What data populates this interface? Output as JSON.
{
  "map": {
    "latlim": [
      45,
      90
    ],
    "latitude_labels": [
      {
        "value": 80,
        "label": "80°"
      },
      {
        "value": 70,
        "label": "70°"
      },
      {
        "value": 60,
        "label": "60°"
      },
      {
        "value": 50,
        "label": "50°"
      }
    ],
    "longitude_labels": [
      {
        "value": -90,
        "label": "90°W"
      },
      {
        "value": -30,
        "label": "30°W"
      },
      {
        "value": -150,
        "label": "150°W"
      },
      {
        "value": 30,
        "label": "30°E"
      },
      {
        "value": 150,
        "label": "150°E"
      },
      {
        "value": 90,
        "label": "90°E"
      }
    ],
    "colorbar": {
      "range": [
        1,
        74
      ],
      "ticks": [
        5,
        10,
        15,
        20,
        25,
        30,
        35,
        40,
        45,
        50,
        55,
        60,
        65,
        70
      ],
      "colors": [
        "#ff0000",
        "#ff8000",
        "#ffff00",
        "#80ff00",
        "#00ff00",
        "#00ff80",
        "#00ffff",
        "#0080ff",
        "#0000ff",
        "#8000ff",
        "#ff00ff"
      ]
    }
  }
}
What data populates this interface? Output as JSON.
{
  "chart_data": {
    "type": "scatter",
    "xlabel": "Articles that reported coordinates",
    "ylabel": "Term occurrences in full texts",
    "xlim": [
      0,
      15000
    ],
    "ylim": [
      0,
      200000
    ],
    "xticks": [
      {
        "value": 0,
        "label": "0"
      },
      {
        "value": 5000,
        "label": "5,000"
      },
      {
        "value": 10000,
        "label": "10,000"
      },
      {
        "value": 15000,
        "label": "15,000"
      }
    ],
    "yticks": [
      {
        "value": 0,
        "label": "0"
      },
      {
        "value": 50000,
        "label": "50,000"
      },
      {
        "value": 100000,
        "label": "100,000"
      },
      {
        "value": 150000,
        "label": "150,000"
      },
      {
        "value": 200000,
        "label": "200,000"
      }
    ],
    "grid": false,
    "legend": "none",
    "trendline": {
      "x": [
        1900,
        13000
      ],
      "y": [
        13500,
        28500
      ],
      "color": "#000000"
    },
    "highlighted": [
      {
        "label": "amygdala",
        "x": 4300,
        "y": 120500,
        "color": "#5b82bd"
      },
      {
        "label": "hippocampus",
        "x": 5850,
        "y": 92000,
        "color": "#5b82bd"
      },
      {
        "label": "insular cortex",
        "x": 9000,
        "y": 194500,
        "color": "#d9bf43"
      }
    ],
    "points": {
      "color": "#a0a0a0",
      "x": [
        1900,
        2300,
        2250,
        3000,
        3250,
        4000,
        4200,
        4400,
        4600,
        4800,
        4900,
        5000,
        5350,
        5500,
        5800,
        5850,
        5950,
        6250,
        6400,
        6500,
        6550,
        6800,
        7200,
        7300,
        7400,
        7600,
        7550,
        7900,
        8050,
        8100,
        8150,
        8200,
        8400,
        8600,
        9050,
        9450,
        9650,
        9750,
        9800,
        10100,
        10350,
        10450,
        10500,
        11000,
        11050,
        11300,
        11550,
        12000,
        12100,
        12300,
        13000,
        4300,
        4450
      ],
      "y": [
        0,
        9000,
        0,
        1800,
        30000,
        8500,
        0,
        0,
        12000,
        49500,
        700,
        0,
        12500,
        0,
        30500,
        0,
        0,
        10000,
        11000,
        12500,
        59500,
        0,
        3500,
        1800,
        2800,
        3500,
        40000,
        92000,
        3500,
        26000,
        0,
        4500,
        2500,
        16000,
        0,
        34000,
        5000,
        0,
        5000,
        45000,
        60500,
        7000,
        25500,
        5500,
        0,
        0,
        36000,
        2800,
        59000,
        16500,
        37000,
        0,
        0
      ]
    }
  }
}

▸ WHAT NEEDS TO BE DONE: The lines above should be duplicated exactly.

▸ RESULT:
What data populates this interface? Output as JSON.
{
  "map": {
    "latlim": [
      45,
      90
    ],
    "latitude_labels": [
      {
        "value": 80,
        "label": "80°"
      },
      {
        "value": 70,
        "label": "70°"
      },
      {
        "value": 60,
        "label": "60°"
      },
      {
        "value": 50,
        "label": "50°"
      }
    ],
    "longitude_labels": [
      {
        "value": -90,
        "label": "90°W"
      },
      {
        "value": -30,
        "label": "30°W"
      },
      {
        "value": -150,
        "label": "150°W"
      },
      {
        "value": 30,
        "label": "30°E"
      },
      {
        "value": 150,
        "label": "150°E"
      },
      {
        "value": 90,
        "label": "90°E"
      }
    ],
    "colorbar": {
      "range": [
        1,
        74
      ],
      "ticks": [
        5,
        10,
        15,
        20,
        25,
        30,
        35,
        40,
        45,
        50,
        55,
        60,
        65,
        70
      ],
      "colors": [
        "#ff0000",
        "#ff8000",
        "#ffff00",
        "#80ff00",
        "#00ff00",
        "#00ff80",
        "#00ffff",
        "#0080ff",
        "#0000ff",
        "#8000ff",
        "#ff00ff"
      ]
    }
  }
}
What data populates this interface? Output as JSON.
{
  "chart_data": {
    "type": "scatter",
    "xlabel": "Articles that reported coordinates",
    "ylabel": "Term occurrences in full texts",
    "xlim": [
      0,
      15000
    ],
    "ylim": [
      0,
      200000
    ],
    "xticks": [
      {
        "value": 0,
        "label": "0"
      },
      {
        "value": 5000,
        "label": "5,000"
      },
      {
        "value": 10000,
        "label": "10,000"
      },
      {
        "value": 15000,
        "label": "15,000"
      }
    ],
    "yticks": [
      {
        "value": 0,
        "label": "0"
      },
      {
        "value": 50000,
        "label": "50,000"
      },
      {
        "value": 100000,
        "label": "100,000"
      },
      {
        "value": 150000,
        "label": "150,000"
      },
      {
        "value": 200000,
        "label": "200,000"
      }
    ],
    "grid": false,
    "legend": "none",
    "trendline": {
      "x": [
        1900,
        13000
      ],
      "y": [
        13500,
        28500
      ],
      "color": "#000000"
    },
    "highlighted": [
      {
        "label": "amygdala",
        "x": 4300,
        "y": 120500,
        "color": "#5b82bd"
      },
      {
        "label": "hippocampus",
        "x": 5850,
        "y": 92000,
        "color": "#5b82bd"
      },
      {
        "label": "insular cortex",
        "x": 9000,
        "y": 194500,
        "color": "#d9bf43"
      }
    ],
    "points": {
      "color": "#a0a0a0",
      "x": [
        1900,
        2300,
        2250,
        3000,
        3250,
        4000,
        4200,
        4400,
        4600,
        4800,
        4900,
        5000,
        5350,
        5500,
        5800,
        5850,
        5950,
        6250,
        6400,
        6500,
        6550,
        6800,
        7200,
        7300,
        7400,
        7600,
        7550,
        7900,
        8050,
        8100,
        8150,
        8200,
        8400,
        8600,
        9050,
        9450,
        9650,
        9750,
        9800,
        10100,
        10350,
        10450,
        10500,
        11000,
        11050,
        11300,
        11550,
        12000,
        12100,
        12300,
        13000,
        4300,
        4450
      ],
      "y": [
        0,
        9000,
        0,
        1800,
        30000,
        8500,
        0,
        0,
        12000,
        49500,
        700,
        0,
        12500,
        0,
        30500,
        0,
        0,
        10000,
        11000,
        12500,
        59500,
        0,
        3500,
        1800,
        2800,
        3500,
        40000,
        92000,
        3500,
        26000,
        0,
        4500,
        2500,
        16000,
        0,
        34000,
        5000,
        0,
        5000,
        45000,
        60500,
        7000,
        25500,
        5500,
        0,
        0,
        36000,
        2800,
        59000,
        16500,
        37000,
        0,
        0
      ]
    }
  }
}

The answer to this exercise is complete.